**Records from a collection of figures**
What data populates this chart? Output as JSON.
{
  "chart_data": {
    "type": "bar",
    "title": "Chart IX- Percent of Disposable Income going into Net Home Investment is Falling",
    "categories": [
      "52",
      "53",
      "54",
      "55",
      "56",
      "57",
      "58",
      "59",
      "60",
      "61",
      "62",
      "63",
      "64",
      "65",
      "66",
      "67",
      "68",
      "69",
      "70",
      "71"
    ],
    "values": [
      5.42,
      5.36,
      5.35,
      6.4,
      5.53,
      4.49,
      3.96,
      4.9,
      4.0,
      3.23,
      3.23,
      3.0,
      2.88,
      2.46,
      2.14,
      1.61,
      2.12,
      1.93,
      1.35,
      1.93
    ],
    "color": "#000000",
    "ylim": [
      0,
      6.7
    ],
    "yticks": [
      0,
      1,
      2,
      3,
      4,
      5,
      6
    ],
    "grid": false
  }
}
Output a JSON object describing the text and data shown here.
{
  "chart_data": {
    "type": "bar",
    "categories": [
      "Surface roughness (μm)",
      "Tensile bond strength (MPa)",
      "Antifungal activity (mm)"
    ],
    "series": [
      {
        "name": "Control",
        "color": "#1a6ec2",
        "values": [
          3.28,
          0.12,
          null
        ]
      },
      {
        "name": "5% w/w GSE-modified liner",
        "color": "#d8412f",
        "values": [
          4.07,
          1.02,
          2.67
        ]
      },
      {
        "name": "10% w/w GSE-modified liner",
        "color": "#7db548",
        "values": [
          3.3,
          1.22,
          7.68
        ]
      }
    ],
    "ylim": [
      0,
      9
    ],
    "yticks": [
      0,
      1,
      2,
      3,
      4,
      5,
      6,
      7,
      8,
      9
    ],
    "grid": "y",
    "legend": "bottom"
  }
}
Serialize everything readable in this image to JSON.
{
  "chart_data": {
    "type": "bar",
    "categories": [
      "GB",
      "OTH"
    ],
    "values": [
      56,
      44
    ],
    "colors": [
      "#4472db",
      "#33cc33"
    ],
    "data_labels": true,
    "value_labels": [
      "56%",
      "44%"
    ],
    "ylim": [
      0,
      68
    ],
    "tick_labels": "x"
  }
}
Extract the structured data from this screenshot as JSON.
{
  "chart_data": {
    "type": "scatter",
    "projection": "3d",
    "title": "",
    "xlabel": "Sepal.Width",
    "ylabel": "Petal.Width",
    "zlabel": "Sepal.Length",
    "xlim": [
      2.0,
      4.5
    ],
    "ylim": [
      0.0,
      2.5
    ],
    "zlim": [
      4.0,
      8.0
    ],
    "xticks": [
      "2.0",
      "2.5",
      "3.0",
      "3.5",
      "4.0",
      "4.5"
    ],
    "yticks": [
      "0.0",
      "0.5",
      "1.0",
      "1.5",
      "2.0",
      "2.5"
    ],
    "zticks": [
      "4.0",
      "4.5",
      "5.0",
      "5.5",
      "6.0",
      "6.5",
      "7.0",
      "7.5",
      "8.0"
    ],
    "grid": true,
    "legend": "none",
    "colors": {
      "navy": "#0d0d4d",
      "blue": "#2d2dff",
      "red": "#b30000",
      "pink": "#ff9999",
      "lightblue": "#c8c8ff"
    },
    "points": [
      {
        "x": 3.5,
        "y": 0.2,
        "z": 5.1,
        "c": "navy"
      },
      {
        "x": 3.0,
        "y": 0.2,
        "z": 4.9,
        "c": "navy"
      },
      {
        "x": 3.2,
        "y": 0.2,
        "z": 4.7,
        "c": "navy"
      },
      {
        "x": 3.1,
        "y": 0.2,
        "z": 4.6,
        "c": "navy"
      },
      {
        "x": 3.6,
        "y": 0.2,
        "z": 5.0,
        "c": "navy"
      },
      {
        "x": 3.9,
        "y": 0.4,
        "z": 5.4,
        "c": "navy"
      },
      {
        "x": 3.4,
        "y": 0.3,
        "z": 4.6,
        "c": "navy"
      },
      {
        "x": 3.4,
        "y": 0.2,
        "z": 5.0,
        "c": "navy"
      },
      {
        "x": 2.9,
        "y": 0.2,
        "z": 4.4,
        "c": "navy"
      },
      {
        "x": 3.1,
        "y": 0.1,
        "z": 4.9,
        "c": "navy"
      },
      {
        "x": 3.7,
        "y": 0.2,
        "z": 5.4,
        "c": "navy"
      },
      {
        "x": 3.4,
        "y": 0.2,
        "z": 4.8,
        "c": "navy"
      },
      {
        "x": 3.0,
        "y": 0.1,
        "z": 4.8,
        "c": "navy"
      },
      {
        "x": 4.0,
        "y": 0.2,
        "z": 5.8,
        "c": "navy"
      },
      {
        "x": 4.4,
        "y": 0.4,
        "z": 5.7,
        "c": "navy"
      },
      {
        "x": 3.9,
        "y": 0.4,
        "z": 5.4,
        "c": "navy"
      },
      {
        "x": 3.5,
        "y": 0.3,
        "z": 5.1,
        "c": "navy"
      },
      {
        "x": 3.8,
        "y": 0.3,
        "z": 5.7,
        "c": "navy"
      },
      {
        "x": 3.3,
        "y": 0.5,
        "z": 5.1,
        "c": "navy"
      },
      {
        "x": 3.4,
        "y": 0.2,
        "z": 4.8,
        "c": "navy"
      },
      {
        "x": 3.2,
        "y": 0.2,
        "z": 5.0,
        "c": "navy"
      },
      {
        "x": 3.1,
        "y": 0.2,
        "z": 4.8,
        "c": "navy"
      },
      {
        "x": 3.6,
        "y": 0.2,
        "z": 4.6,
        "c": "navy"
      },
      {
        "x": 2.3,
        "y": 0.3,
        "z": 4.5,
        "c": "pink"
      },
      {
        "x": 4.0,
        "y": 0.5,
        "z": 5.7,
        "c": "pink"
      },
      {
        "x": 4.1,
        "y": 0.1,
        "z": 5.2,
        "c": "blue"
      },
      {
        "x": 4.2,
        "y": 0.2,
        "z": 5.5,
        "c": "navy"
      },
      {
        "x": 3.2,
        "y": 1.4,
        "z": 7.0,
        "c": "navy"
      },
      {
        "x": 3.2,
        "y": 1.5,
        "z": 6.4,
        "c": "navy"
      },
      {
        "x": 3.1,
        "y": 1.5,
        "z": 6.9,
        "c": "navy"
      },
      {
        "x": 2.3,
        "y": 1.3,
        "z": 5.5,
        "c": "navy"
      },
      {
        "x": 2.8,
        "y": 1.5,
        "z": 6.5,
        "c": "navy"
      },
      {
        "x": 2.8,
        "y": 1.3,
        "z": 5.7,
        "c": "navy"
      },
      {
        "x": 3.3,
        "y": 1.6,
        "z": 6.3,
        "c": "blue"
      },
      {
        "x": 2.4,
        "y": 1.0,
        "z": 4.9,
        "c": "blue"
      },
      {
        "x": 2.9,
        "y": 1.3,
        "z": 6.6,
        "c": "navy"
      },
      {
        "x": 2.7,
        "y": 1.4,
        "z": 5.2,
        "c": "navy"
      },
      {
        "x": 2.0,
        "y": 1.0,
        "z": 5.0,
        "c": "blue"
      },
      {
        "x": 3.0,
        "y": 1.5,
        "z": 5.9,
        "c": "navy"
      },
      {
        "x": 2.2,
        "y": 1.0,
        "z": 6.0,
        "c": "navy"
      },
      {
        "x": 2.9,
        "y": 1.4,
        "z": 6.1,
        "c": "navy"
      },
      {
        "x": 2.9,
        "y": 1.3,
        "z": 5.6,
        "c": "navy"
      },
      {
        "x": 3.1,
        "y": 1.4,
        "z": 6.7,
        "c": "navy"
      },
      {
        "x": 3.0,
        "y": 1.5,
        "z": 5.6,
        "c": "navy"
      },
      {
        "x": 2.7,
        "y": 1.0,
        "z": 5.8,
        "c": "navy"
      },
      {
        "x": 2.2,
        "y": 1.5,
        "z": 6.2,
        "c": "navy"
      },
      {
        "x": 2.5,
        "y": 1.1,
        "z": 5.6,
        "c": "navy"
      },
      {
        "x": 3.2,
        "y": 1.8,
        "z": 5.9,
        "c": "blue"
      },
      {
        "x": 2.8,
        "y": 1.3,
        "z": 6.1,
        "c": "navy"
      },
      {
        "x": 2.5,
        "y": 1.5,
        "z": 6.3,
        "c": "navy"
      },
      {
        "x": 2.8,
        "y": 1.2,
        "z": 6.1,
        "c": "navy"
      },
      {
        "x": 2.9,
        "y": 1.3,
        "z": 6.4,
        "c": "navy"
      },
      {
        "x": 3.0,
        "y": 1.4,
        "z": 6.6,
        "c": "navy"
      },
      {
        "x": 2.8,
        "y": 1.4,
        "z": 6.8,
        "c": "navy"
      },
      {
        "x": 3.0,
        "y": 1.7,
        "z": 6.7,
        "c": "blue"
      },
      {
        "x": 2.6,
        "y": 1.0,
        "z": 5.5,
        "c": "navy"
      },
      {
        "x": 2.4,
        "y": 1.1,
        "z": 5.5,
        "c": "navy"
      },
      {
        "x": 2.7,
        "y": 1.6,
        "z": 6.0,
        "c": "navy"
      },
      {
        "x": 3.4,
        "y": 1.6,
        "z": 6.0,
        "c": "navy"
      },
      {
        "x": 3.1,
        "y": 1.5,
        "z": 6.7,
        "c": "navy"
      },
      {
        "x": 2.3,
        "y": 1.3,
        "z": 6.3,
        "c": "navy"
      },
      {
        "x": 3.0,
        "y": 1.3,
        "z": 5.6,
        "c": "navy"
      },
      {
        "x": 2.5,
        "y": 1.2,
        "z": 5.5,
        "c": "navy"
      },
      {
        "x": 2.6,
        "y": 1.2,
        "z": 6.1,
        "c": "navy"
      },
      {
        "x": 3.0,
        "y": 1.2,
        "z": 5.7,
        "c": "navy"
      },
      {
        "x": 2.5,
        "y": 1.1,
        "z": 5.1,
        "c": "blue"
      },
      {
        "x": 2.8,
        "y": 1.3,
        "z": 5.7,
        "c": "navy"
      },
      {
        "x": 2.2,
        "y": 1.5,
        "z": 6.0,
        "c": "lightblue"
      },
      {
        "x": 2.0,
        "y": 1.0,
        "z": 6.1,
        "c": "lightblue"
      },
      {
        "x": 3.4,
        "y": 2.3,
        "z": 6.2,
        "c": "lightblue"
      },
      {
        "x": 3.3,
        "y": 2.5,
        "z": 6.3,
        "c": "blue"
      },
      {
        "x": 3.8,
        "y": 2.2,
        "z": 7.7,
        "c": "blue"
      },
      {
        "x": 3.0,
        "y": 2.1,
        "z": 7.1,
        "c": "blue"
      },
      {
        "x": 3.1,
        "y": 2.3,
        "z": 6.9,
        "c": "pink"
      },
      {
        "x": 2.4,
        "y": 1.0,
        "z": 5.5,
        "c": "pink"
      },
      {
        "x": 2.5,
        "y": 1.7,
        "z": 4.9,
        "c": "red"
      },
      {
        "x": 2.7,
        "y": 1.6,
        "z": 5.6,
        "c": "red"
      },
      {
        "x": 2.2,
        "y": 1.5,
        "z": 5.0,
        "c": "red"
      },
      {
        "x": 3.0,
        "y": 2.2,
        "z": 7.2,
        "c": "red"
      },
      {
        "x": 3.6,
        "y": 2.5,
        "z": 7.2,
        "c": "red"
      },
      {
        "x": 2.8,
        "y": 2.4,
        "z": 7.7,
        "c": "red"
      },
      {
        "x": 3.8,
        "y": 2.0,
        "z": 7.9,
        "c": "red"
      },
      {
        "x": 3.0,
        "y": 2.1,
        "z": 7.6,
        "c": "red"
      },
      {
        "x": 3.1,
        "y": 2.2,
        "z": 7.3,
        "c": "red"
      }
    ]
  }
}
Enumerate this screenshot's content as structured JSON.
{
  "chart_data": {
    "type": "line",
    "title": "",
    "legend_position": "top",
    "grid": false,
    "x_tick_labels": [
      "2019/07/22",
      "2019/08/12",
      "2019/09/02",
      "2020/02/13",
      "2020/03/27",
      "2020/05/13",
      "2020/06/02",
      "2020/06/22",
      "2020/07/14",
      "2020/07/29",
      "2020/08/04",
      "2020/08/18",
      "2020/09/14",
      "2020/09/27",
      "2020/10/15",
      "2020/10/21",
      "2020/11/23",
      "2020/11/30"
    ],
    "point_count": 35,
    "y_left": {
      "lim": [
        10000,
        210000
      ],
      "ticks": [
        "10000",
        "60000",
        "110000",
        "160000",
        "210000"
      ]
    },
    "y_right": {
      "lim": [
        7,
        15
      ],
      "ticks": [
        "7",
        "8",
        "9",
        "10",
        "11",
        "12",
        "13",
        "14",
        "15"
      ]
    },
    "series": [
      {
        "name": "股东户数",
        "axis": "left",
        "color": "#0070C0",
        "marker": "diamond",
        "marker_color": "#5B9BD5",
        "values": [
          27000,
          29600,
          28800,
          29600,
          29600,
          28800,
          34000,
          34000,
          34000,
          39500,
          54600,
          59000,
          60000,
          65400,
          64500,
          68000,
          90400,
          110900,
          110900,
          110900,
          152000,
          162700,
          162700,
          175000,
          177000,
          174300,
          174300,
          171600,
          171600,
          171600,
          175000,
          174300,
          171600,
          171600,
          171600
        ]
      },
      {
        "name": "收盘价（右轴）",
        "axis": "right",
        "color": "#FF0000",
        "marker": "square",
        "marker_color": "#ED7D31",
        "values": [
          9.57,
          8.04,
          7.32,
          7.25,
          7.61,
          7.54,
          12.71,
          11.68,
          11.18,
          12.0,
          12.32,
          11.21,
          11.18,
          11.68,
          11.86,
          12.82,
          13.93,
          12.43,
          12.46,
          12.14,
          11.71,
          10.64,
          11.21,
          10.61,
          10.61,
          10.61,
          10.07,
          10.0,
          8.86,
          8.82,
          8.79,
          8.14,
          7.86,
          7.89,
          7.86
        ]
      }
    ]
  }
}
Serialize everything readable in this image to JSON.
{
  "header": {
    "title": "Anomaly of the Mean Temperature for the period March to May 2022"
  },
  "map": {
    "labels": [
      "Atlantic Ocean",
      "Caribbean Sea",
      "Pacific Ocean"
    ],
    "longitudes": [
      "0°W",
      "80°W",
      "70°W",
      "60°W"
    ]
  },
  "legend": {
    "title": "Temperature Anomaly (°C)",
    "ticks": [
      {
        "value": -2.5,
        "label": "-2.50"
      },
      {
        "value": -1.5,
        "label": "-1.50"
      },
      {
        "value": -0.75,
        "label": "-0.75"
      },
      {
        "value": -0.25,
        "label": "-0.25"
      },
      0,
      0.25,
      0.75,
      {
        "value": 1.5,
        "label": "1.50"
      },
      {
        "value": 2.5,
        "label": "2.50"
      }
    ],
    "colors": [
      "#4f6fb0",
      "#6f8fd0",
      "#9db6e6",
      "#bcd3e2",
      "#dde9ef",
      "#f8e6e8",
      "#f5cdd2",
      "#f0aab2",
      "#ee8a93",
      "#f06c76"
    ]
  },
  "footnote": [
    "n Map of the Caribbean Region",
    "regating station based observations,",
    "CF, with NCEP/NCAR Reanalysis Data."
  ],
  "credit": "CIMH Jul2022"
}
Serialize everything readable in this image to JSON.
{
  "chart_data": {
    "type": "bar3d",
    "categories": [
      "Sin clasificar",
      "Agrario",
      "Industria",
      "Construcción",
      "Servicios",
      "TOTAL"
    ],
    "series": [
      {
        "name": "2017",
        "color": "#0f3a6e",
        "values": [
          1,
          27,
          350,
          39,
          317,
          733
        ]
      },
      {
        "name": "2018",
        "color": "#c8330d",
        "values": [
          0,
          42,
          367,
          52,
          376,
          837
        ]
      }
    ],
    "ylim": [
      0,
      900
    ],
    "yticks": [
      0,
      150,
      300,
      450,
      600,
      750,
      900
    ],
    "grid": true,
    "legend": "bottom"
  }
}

**Task requirements**
Among the entries above, how many lines hold the string "title"? Respond with nothing but the number.

**Final answer**
5